§ **EXTRACTED MATERIAL**:
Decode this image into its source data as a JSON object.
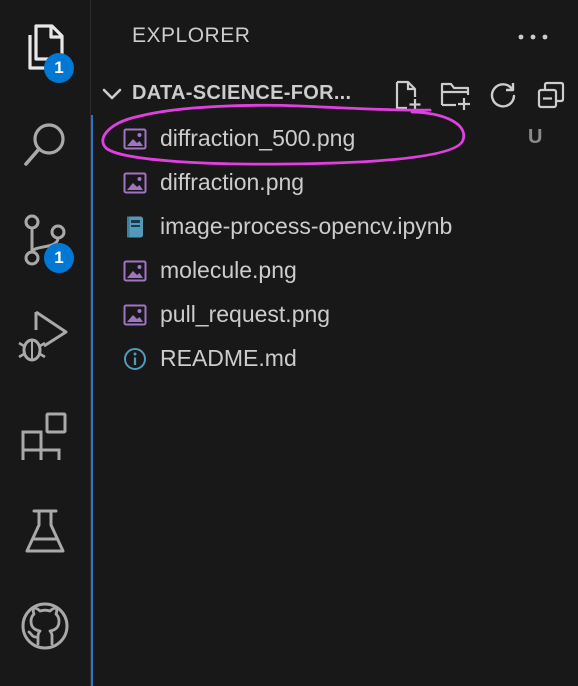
{
  "activity_bar": {
    "explorer_badge": "1",
    "source_control_badge": "1"
  },
  "explorer": {
    "title": "EXPLORER",
    "folder_name": "DATA-SCIENCE-FOR...",
    "files": [
      {
        "name": "diffraction_500.png",
        "type": "image-icon",
        "status": "U"
      },
      {
        "name": "diffraction.png",
        "type": "image-icon"
      },
      {
        "name": "image-process-opencv.ipynb",
        "type": "notebook-icon"
      },
      {
        "name": "molecule.png",
        "type": "image-icon"
      },
      {
        "name": "pull_request.png",
        "type": "image-icon"
      },
      {
        "name": "README.md",
        "type": "info-icon"
      }
    ]
  },
  "colors": {
    "background": "#181818",
    "text": "#cccccc",
    "icon": "#a9a9a9",
    "badge": "#0078d4",
    "image_icon": "#a074c4",
    "notebook_icon": "#519aba",
    "info_icon": "#519aba",
    "focus_border": "#2f73c9",
    "annotation": "#e040e0"
  }
}
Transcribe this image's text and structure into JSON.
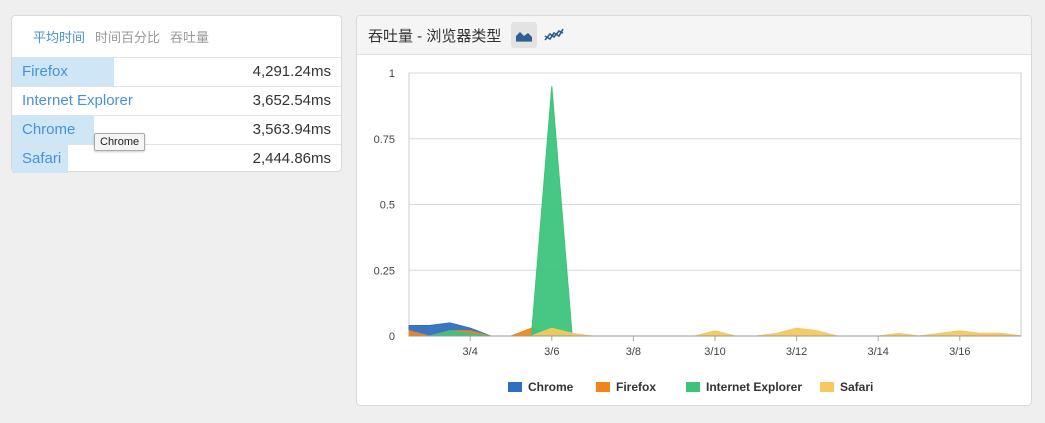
{
  "left": {
    "tabs": [
      "平均时间",
      "时间百分比",
      "吞吐量"
    ],
    "active_tab": 0,
    "rows": [
      {
        "name": "Firefox",
        "value": "4,291.24ms",
        "fraction": 0.31
      },
      {
        "name": "Internet Explorer",
        "value": "3,652.54ms",
        "fraction": 0.0
      },
      {
        "name": "Chrome",
        "value": "3,563.94ms",
        "fraction": 0.25
      },
      {
        "name": "Safari",
        "value": "2,444.86ms",
        "fraction": 0.17
      }
    ],
    "tooltip": "Chrome"
  },
  "right": {
    "title": "吞吐量 - 浏览器类型",
    "chart_buttons": [
      {
        "icon": "area-chart-icon",
        "active": true
      },
      {
        "icon": "line-chart-icon",
        "active": false
      }
    ]
  },
  "colors": {
    "Chrome": "#2f6fbf",
    "Firefox": "#f0861a",
    "Internet Explorer": "#3cc47c",
    "Safari": "#f6c85f",
    "accent": "#4a90d9"
  },
  "chart_data": {
    "type": "area",
    "title": "",
    "xlabel": "",
    "ylabel": "",
    "ylim": [
      0,
      1
    ],
    "yticks": [
      0,
      0.25,
      0.5,
      0.75,
      1
    ],
    "ytick_labels": [
      "0",
      "0.25",
      "0.5",
      "0.75",
      "1"
    ],
    "xlim": [
      2.5,
      17.5
    ],
    "xticks": [
      4,
      6,
      8,
      10,
      12,
      14,
      16
    ],
    "xtick_labels": [
      "3/4",
      "3/6",
      "3/8",
      "3/10",
      "3/12",
      "3/14",
      "3/16"
    ],
    "x": [
      2.5,
      3,
      3.5,
      4,
      4.5,
      5,
      5.5,
      6,
      6.5,
      7,
      7.5,
      8,
      8.5,
      9,
      9.5,
      10,
      10.5,
      11,
      11.5,
      12,
      12.5,
      13,
      13.5,
      14,
      14.5,
      15,
      15.5,
      16,
      16.5,
      17,
      17.5
    ],
    "legend_position": "bottom",
    "grid": true,
    "series": [
      {
        "name": "Chrome",
        "values": [
          0.04,
          0.04,
          0.05,
          0.03,
          0,
          0,
          0,
          0,
          0,
          0,
          0,
          0,
          0,
          0,
          0,
          0,
          0,
          0,
          0,
          0,
          0,
          0,
          0,
          0,
          0,
          0,
          0,
          0,
          0,
          0,
          0
        ]
      },
      {
        "name": "Firefox",
        "values": [
          0.02,
          0,
          0.02,
          0.02,
          0,
          0,
          0.03,
          0,
          0,
          0,
          0,
          0,
          0,
          0,
          0,
          0,
          0,
          0,
          0,
          0,
          0,
          0,
          0,
          0,
          0,
          0,
          0,
          0,
          0.01,
          0.01,
          0
        ]
      },
      {
        "name": "Internet Explorer",
        "values": [
          0,
          0,
          0.02,
          0.01,
          0,
          0,
          0,
          0.95,
          0,
          0,
          0,
          0,
          0,
          0,
          0,
          0,
          0,
          0,
          0,
          0,
          0,
          0,
          0,
          0,
          0,
          0,
          0,
          0,
          0,
          0,
          0
        ]
      },
      {
        "name": "Safari",
        "values": [
          0,
          0,
          0,
          0,
          0,
          0,
          0,
          0.03,
          0.01,
          0,
          0,
          0,
          0,
          0,
          0,
          0.02,
          0,
          0,
          0.01,
          0.03,
          0.02,
          0,
          0,
          0,
          0.01,
          0,
          0.01,
          0.02,
          0.01,
          0.01,
          0
        ]
      }
    ]
  }
}
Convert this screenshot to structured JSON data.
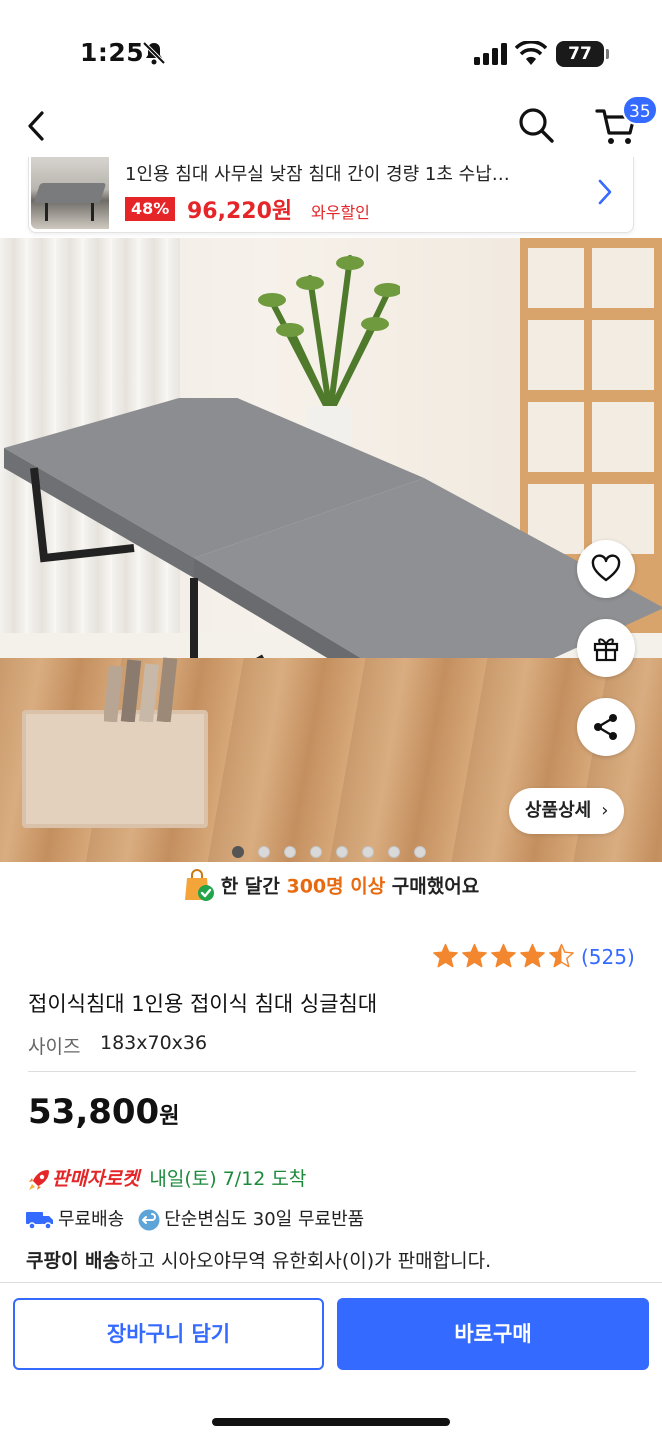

§ **TASK PROMPT**: Reproduce the entries above exactly. Do not include the images.

§ **TASK OUTPUT**:
Decode this image into its source data as a JSON object.
{
  "activity_bar": {
    "explorer_badge": "1",
    "source_control_badge": "1"
  },
  "explorer": {
    "title": "EXPLORER",
    "folder_name": "DATA-SCIENCE-FOR...",
    "files": [
      {
        "name": "diffraction_500.png",
        "type": "image-icon",
        "status": "U"
      },
      {
        "name": "diffraction.png",
        "type": "image-icon"
      },
      {
        "name": "image-process-opencv.ipynb",
        "type": "notebook-icon"
      },
      {
        "name": "molecule.png",
        "type": "image-icon"
      },
      {
        "name": "pull_request.png",
        "type": "image-icon"
      },
      {
        "name": "README.md",
        "type": "info-icon"
      }
    ]
  },
  "colors": {
    "background": "#181818",
    "text": "#cccccc",
    "icon": "#a9a9a9",
    "badge": "#0078d4",
    "image_icon": "#a074c4",
    "notebook_icon": "#519aba",
    "info_icon": "#519aba",
    "focus_border": "#2f73c9",
    "annotation": "#e040e0"
  }
}
Transcribe this image's text and structure into JSON.
{
  "left": {
    "tabs": [
      "平均时间",
      "时间百分比",
      "吞吐量"
    ],
    "active_tab": 0,
    "rows": [
      {
        "name": "Firefox",
        "value": "4,291.24ms",
        "fraction": 0.31
      },
      {
        "name": "Internet Explorer",
        "value": "3,652.54ms",
        "fraction": 0.0
      },
      {
        "name": "Chrome",
        "value": "3,563.94ms",
        "fraction": 0.25
      },
      {
        "name": "Safari",
        "value": "2,444.86ms",
        "fraction": 0.17
      }
    ],
    "tooltip": "Chrome"
  },
  "right": {
    "title": "吞吐量 - 浏览器类型",
    "chart_buttons": [
      {
        "icon": "area-chart-icon",
        "active": true
      },
      {
        "icon": "line-chart-icon",
        "active": false
      }
    ]
  },
  "colors": {
    "Chrome": "#2f6fbf",
    "Firefox": "#f0861a",
    "Internet Explorer": "#3cc47c",
    "Safari": "#f6c85f",
    "accent": "#4a90d9"
  },
  "chart_data": {
    "type": "area",
    "title": "",
    "xlabel": "",
    "ylabel": "",
    "ylim": [
      0,
      1
    ],
    "yticks": [
      0,
      0.25,
      0.5,
      0.75,
      1
    ],
    "ytick_labels": [
      "0",
      "0.25",
      "0.5",
      "0.75",
      "1"
    ],
    "xlim": [
      2.5,
      17.5
    ],
    "xticks": [
      4,
      6,
      8,
      10,
      12,
      14,
      16
    ],
    "xtick_labels": [
      "3/4",
      "3/6",
      "3/8",
      "3/10",
      "3/12",
      "3/14",
      "3/16"
    ],
    "x": [
      2.5,
      3,
      3.5,
      4,
      4.5,
      5,
      5.5,
      6,
      6.5,
      7,
      7.5,
      8,
      8.5,
      9,
      9.5,
      10,
      10.5,
      11,
      11.5,
      12,
      12.5,
      13,
      13.5,
      14,
      14.5,
      15,
      15.5,
      16,
      16.5,
      17,
      17.5
    ],
    "legend_position": "bottom",
    "grid": true,
    "series": [
      {
        "name": "Chrome",
        "values": [
          0.04,
          0.04,
          0.05,
          0.03,
          0,
          0,
          0,
          0,
          0,
          0,
          0,
          0,
          0,
          0,
          0,
          0,
          0,
          0,
          0,
          0,
          0,
          0,
          0,
          0,
          0,
          0,
          0,
          0,
          0,
          0,
          0
        ]
      },
      {
        "name": "Firefox",
        "values": [
          0.02,
          0,
          0.02,
          0.02,
          0,
          0,
          0.03,
          0,
          0,
          0,
          0,
          0,
          0,
          0,
          0,
          0,
          0,
          0,
          0,
          0,
          0,
          0,
          0,
          0,
          0,
          0,
          0,
          0,
          0.01,
          0.01,
          0
        ]
      },
      {
        "name": "Internet Explorer",
        "values": [
          0,
          0,
          0.02,
          0.01,
          0,
          0,
          0,
          0.95,
          0,
          0,
          0,
          0,
          0,
          0,
          0,
          0,
          0,
          0,
          0,
          0,
          0,
          0,
          0,
          0,
          0,
          0,
          0,
          0,
          0,
          0,
          0
        ]
      },
      {
        "name": "Safari",
        "values": [
          0,
          0,
          0,
          0,
          0,
          0,
          0,
          0.03,
          0.01,
          0,
          0,
          0,
          0,
          0,
          0,
          0.02,
          0,
          0,
          0.01,
          0.03,
          0.02,
          0,
          0,
          0,
          0.01,
          0,
          0.01,
          0.02,
          0.01,
          0.01,
          0
        ]
      }
    ]
  }
}
Convert this screenshot to structured JSON data.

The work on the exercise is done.